> Required work
For this exercise, copy out each line of the material below that includes "alert".
+++ Input rows
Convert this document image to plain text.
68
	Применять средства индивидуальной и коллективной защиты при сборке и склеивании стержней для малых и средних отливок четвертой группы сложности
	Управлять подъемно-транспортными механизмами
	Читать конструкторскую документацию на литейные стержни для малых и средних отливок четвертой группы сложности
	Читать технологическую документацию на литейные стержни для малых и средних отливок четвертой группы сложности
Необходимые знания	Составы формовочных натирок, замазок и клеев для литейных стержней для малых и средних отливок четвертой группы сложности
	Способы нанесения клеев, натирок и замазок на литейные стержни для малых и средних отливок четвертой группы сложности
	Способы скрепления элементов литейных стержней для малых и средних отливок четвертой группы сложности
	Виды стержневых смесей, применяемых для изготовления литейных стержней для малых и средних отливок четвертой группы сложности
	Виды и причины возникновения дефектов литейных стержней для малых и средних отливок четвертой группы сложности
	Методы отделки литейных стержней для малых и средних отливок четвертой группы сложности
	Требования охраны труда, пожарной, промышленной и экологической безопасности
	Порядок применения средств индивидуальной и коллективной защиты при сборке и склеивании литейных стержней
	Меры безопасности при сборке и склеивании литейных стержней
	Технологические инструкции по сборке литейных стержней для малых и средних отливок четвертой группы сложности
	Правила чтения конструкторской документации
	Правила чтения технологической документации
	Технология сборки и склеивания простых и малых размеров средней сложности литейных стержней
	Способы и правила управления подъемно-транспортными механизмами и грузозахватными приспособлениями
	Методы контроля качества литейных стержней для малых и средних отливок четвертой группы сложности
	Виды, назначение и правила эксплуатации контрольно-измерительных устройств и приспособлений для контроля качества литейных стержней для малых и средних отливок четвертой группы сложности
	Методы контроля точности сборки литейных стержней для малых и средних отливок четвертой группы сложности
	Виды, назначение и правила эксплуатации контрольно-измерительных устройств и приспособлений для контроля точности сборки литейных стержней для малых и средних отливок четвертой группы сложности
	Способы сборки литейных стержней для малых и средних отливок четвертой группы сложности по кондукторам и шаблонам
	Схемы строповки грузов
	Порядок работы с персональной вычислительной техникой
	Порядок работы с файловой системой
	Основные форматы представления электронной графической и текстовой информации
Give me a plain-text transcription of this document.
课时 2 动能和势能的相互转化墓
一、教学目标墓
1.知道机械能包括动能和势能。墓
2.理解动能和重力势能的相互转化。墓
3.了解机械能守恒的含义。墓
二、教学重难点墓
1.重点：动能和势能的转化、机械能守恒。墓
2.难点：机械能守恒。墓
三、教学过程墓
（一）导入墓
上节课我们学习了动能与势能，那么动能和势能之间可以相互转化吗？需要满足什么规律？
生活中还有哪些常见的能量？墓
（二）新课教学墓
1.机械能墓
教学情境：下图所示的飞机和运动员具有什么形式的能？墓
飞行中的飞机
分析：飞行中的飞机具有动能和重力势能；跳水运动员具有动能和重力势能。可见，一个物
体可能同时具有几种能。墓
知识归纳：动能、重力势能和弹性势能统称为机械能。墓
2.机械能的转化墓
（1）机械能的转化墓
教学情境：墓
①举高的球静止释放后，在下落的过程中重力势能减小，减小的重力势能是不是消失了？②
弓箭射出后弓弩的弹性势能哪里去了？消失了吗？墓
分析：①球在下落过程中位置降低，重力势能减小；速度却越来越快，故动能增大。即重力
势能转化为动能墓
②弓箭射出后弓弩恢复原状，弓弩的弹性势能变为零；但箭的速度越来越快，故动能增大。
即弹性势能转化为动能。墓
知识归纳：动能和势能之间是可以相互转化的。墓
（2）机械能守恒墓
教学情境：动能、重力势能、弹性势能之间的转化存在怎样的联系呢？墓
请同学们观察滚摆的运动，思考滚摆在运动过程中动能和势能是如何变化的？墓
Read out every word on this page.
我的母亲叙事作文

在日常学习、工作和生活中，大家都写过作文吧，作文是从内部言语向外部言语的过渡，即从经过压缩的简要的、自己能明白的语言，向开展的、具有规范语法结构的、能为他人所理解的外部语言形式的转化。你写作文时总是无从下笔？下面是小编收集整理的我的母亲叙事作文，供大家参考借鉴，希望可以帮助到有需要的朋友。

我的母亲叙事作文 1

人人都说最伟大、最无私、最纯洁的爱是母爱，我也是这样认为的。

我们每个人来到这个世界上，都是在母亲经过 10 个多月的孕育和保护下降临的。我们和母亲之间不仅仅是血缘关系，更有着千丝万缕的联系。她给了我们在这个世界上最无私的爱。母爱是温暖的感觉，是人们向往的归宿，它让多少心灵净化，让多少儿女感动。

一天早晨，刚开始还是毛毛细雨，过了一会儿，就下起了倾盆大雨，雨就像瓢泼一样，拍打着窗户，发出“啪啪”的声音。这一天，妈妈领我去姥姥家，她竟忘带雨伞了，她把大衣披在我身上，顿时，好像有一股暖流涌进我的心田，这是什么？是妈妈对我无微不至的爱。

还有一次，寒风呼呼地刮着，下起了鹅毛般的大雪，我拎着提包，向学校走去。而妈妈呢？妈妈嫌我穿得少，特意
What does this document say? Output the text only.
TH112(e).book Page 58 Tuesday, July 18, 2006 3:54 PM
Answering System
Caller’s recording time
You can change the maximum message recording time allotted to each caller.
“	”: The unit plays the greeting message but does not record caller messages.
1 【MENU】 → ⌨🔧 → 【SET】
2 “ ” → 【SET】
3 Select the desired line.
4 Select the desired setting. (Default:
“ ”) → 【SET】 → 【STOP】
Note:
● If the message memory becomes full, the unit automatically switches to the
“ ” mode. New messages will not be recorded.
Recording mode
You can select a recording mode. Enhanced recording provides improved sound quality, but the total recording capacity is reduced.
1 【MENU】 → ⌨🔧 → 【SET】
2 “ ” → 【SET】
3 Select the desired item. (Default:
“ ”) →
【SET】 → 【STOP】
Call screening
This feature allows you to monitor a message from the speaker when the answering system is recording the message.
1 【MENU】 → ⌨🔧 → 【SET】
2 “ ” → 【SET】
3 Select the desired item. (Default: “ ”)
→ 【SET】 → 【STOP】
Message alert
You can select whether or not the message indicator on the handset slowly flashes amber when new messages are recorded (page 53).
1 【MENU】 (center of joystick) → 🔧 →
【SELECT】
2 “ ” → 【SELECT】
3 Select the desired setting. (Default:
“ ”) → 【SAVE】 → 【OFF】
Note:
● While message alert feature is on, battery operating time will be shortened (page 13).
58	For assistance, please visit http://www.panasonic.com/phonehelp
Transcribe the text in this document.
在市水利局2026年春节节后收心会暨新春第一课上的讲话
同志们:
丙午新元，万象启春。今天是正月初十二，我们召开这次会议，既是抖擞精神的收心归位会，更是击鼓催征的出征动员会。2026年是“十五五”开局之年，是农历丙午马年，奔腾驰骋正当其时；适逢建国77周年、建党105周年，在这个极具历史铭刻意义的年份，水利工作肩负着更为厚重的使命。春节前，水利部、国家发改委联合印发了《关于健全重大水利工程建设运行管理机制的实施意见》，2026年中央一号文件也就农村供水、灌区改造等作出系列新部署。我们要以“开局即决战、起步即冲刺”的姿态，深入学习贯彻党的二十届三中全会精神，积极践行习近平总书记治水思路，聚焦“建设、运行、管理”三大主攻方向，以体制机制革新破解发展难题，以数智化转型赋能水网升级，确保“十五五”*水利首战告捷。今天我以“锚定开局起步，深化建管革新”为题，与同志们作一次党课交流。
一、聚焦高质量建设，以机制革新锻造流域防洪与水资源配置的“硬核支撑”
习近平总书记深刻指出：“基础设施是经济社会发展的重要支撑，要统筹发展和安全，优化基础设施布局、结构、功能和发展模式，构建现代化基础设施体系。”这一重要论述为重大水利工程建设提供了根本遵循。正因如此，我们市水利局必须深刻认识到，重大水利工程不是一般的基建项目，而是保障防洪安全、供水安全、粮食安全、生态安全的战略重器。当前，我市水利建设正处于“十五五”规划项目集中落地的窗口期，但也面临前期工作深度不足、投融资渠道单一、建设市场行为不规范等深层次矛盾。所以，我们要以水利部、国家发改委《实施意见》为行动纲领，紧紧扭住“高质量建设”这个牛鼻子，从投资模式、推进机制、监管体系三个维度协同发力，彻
++++++
> Response below
Message alert
● While message alert feature is on, battery operating time will be shortened (page 13).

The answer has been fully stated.